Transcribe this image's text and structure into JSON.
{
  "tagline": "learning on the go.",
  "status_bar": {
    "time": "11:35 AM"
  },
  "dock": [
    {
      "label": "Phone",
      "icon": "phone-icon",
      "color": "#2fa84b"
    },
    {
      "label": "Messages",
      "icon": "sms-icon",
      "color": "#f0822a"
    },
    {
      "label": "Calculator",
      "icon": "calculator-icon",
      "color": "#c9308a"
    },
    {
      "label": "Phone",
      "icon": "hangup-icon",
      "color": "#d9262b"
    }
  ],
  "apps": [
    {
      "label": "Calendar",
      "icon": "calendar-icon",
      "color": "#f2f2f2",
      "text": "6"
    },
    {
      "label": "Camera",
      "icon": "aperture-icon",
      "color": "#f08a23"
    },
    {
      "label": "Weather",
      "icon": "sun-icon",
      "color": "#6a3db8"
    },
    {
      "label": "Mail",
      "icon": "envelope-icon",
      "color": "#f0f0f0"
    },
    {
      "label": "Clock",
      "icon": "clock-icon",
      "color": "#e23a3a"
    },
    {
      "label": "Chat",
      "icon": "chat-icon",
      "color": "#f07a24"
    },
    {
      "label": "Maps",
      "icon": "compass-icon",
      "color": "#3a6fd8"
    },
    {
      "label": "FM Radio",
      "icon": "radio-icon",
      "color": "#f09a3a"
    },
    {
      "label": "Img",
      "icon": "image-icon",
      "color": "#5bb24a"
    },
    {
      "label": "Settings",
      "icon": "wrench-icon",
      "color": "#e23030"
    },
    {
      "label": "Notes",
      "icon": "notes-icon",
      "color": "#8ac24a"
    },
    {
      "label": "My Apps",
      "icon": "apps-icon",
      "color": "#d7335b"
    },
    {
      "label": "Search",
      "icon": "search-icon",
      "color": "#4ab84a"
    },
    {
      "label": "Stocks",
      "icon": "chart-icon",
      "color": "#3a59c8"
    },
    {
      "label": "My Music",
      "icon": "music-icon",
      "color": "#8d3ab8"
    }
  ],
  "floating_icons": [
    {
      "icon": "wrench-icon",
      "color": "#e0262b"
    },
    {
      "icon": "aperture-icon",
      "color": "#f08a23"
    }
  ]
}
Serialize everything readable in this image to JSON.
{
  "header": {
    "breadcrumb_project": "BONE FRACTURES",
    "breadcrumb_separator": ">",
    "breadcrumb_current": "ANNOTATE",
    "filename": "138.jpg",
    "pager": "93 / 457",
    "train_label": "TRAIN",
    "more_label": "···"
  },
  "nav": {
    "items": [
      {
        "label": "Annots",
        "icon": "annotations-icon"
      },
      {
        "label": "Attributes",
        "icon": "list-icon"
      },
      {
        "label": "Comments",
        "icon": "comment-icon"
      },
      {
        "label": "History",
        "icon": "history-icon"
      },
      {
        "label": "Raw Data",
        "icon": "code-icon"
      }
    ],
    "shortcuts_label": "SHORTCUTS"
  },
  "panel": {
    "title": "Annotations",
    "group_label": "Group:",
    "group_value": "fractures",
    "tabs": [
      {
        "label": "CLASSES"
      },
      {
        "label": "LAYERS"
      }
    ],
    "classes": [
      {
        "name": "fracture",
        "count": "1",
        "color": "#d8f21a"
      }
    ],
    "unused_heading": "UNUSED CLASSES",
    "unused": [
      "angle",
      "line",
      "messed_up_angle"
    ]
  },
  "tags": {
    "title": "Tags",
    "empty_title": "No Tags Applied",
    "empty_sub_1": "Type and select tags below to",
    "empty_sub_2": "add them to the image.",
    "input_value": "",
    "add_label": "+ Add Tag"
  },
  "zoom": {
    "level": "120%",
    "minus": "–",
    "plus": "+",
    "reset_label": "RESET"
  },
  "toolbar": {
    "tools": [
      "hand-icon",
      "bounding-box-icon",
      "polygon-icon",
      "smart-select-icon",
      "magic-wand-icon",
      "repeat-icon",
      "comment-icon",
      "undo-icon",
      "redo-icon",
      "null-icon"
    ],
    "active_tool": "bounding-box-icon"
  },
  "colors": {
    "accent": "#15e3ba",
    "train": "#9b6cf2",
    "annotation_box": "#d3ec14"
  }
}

* Instruction
Copy out each record, keeping every word as it is.

* Result
Transcribe this image's text and structure into JSON.
{
  "tagline": "learning on the go.",
  "status_bar": {
    "time": "11:35 AM"
  },
  "dock": [
    {
      "label": "Phone",
      "icon": "phone-icon",
      "color": "#2fa84b"
    },
    {
      "label": "Messages",
      "icon": "sms-icon",
      "color": "#f0822a"
    },
    {
      "label": "Calculator",
      "icon": "calculator-icon",
      "color": "#c9308a"
    },
    {
      "label": "Phone",
      "icon": "hangup-icon",
      "color": "#d9262b"
    }
  ],
  "apps": [
    {
      "label": "Calendar",
      "icon": "calendar-icon",
      "color": "#f2f2f2",
      "text": "6"
    },
    {
      "label": "Camera",
      "icon": "aperture-icon",
      "color": "#f08a23"
    },
    {
      "label": "Weather",
      "icon": "sun-icon",
      "color": "#6a3db8"
    },
    {
      "label": "Mail",
      "icon": "envelope-icon",
      "color": "#f0f0f0"
    },
    {
      "label": "Clock",
      "icon": "clock-icon",
      "color": "#e23a3a"
    },
    {
      "label": "Chat",
      "icon": "chat-icon",
      "color": "#f07a24"
    },
    {
      "label": "Maps",
      "icon": "compass-icon",
      "color": "#3a6fd8"
    },
    {
      "label": "FM Radio",
      "icon": "radio-icon",
      "color": "#f09a3a"
    },
    {
      "label": "Img",
      "icon": "image-icon",
      "color": "#5bb24a"
    },
    {
      "label": "Settings",
      "icon": "wrench-icon",
      "color": "#e23030"
    },
    {
      "label": "Notes",
      "icon": "notes-icon",
      "color": "#8ac24a"
    },
    {
      "label": "My Apps",
      "icon": "apps-icon",
      "color": "#d7335b"
    },
    {
      "label": "Search",
      "icon": "search-icon",
      "color": "#4ab84a"
    },
    {
      "label": "Stocks",
      "icon": "chart-icon",
      "color": "#3a59c8"
    },
    {
      "label": "My Music",
      "icon": "music-icon",
      "color": "#8d3ab8"
    }
  ],
  "floating_icons": [
    {
      "icon": "wrench-icon",
      "color": "#e0262b"
    },
    {
      "icon": "aperture-icon",
      "color": "#f08a23"
    }
  ]
}
Serialize everything readable in this image to JSON.
{
  "header": {
    "breadcrumb_project": "BONE FRACTURES",
    "breadcrumb_separator": ">",
    "breadcrumb_current": "ANNOTATE",
    "filename": "138.jpg",
    "pager": "93 / 457",
    "train_label": "TRAIN",
    "more_label": "···"
  },
  "nav": {
    "items": [
      {
        "label": "Annots",
        "icon": "annotations-icon"
      },
      {
        "label": "Attributes",
        "icon": "list-icon"
      },
      {
        "label": "Comments",
        "icon": "comment-icon"
      },
      {
        "label": "History",
        "icon": "history-icon"
      },
      {
        "label": "Raw Data",
        "icon": "code-icon"
      }
    ],
    "shortcuts_label": "SHORTCUTS"
  },
  "panel": {
    "title": "Annotations",
    "group_label": "Group:",
    "group_value": "fractures",
    "tabs": [
      {
        "label": "CLASSES"
      },
      {
        "label": "LAYERS"
      }
    ],
    "classes": [
      {
        "name": "fracture",
        "count": "1",
        "color": "#d8f21a"
      }
    ],
    "unused_heading": "UNUSED CLASSES",
    "unused": [
      "angle",
      "line",
      "messed_up_angle"
    ]
  },
  "tags": {
    "title": "Tags",
    "empty_title": "No Tags Applied",
    "empty_sub_1": "Type and select tags below to",
    "empty_sub_2": "add them to the image.",
    "input_value": "",
    "add_label": "+ Add Tag"
  },
  "zoom": {
    "level": "120%",
    "minus": "–",
    "plus": "+",
    "reset_label": "RESET"
  },
  "toolbar": {
    "tools": [
      "hand-icon",
      "bounding-box-icon",
      "polygon-icon",
      "smart-select-icon",
      "magic-wand-icon",
      "repeat-icon",
      "comment-icon",
      "undo-icon",
      "redo-icon",
      "null-icon"
    ],
    "active_tool": "bounding-box-icon"
  },
  "colors": {
    "accent": "#15e3ba",
    "train": "#9b6cf2",
    "annotation_box": "#d3ec14"
  }
}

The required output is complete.